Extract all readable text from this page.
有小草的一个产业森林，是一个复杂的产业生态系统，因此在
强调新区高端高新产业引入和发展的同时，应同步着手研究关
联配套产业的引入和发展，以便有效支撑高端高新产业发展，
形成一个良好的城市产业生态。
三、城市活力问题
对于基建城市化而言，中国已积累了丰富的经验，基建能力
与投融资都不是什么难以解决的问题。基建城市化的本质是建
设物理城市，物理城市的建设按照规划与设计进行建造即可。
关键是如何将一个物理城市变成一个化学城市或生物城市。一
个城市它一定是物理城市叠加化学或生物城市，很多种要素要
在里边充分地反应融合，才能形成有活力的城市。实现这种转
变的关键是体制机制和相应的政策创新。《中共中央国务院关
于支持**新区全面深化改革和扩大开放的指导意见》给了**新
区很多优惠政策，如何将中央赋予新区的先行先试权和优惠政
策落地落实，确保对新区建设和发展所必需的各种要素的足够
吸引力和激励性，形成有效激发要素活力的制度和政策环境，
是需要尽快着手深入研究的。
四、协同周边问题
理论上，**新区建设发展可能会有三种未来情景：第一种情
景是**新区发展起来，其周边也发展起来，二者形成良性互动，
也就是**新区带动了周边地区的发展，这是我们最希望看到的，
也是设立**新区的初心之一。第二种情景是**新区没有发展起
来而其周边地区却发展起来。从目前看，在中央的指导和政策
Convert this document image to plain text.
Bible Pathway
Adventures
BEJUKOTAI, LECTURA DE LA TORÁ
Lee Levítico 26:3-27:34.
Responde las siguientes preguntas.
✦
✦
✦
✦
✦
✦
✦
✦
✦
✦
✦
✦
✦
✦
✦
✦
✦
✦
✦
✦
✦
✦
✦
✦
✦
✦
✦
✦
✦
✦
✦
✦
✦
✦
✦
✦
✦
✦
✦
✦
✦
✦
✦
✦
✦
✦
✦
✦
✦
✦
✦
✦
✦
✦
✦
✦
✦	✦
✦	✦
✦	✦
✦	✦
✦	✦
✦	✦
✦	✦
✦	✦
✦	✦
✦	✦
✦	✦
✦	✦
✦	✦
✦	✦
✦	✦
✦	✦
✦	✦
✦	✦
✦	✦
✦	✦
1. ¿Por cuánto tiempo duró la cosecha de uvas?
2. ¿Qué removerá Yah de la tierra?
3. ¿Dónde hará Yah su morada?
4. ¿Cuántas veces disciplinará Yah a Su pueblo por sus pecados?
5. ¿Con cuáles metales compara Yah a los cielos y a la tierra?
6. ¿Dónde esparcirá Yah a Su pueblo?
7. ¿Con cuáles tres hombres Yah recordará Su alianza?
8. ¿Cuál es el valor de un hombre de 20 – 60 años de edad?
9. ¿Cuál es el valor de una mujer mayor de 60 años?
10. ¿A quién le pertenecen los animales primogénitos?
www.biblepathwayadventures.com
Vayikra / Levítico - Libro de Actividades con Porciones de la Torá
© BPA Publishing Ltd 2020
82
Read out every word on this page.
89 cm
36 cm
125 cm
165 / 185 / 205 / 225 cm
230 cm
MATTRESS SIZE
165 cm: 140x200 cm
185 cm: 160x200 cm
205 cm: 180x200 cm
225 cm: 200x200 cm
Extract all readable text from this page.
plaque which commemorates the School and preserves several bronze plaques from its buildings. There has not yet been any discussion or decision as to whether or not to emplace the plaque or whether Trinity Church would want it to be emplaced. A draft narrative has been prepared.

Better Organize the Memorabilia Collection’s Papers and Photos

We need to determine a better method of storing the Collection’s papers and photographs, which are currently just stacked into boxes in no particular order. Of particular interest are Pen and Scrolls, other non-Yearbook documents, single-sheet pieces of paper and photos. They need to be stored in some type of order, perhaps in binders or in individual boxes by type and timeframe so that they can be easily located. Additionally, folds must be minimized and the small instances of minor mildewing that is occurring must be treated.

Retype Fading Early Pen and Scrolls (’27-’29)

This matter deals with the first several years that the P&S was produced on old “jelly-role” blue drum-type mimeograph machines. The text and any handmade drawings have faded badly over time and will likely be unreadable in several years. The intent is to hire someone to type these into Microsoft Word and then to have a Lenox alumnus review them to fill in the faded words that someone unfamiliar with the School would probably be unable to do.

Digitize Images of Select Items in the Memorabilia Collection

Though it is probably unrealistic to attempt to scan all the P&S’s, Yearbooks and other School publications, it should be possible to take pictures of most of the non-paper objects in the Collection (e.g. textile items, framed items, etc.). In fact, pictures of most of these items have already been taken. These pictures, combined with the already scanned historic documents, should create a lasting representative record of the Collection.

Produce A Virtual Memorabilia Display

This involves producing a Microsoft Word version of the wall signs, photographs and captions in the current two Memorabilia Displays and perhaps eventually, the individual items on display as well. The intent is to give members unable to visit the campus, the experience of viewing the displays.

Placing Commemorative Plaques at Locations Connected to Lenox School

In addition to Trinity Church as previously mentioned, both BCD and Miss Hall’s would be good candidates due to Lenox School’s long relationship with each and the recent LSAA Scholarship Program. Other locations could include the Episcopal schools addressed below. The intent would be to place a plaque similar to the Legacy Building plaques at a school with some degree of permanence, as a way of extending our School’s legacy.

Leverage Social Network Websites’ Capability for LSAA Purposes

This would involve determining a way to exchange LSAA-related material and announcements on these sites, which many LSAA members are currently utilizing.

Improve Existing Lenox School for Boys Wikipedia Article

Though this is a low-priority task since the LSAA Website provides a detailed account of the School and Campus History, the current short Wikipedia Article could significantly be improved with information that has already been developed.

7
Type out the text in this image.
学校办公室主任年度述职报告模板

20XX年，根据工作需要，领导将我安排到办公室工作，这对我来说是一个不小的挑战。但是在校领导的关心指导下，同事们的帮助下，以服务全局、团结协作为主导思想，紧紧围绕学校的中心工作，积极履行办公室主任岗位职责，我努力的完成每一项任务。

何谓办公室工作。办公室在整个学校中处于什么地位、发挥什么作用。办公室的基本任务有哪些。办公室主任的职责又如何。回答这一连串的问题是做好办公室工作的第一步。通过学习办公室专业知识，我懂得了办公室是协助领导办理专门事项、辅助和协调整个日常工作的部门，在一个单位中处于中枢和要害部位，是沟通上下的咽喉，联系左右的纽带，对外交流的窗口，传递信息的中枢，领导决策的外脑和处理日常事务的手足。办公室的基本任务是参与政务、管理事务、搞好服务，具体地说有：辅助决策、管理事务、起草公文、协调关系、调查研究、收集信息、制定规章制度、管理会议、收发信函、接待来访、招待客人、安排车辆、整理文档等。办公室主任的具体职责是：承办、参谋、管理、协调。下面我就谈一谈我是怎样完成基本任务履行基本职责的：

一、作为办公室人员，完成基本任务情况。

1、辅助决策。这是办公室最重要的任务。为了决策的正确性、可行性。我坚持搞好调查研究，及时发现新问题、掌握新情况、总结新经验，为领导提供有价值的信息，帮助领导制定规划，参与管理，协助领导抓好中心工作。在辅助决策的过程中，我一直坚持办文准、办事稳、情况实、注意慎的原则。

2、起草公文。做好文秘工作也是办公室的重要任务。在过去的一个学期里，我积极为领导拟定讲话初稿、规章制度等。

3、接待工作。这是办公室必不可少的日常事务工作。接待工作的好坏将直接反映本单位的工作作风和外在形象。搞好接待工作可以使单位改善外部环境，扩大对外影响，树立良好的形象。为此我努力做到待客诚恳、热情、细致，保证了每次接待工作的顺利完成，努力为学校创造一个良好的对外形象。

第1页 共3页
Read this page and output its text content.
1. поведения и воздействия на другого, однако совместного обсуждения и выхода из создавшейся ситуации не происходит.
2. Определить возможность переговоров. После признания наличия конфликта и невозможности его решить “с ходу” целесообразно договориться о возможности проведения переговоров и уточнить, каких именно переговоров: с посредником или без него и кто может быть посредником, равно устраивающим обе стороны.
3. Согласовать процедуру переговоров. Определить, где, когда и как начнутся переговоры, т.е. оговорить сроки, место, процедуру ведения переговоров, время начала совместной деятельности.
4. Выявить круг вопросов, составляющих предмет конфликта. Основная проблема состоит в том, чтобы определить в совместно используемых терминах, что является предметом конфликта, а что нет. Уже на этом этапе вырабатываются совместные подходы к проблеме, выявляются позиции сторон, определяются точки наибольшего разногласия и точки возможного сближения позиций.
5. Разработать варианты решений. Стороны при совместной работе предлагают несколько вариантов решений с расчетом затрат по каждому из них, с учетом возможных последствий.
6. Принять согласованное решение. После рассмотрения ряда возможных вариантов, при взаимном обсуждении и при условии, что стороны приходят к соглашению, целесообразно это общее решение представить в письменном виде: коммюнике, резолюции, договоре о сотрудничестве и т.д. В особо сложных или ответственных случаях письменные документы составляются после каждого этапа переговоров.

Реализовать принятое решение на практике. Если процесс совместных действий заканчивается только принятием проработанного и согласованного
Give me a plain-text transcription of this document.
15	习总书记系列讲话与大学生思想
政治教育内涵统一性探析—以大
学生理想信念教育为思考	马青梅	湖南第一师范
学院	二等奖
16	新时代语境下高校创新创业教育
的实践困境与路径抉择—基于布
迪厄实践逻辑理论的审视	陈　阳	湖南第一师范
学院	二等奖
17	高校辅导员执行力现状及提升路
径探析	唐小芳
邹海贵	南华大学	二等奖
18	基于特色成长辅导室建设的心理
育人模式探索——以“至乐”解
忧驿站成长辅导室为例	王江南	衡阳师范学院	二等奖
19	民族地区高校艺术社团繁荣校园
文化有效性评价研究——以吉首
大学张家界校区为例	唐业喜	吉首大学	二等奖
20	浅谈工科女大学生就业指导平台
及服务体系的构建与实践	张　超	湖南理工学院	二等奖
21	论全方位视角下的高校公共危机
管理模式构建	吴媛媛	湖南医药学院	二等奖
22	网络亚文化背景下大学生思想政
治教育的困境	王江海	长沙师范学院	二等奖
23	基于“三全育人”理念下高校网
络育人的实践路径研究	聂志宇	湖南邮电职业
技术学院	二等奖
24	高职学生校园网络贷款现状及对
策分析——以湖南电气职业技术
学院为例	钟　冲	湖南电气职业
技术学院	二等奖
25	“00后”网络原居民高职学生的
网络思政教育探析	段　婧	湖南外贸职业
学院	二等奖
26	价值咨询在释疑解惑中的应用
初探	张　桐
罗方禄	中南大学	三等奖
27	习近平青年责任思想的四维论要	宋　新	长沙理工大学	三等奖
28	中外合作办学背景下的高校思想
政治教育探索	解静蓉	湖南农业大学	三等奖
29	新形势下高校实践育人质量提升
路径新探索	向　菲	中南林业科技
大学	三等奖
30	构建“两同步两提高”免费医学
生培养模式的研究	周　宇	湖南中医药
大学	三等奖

================================

#### [WHAT IS NEEDED]
Identify lines with the string "решение". Copy each one.

#### [ANSWER TO THIS TASK]
6. Принять согласованное решение. После рассмотрения ряда возможных вариантов, при взаимном обсуждении и при условии, что стороны приходят к соглашению, целесообразно это общее решение представить в письменном виде: коммюнике, резолюции, договоре о сотрудничестве и т.д. В особо сложных или ответственных случаях письменные документы составляются после каждого этапа переговоров.
Реализовать принятое решение на практике. Если процесс совместных действий заканчивается только принятием проработанного и согласованного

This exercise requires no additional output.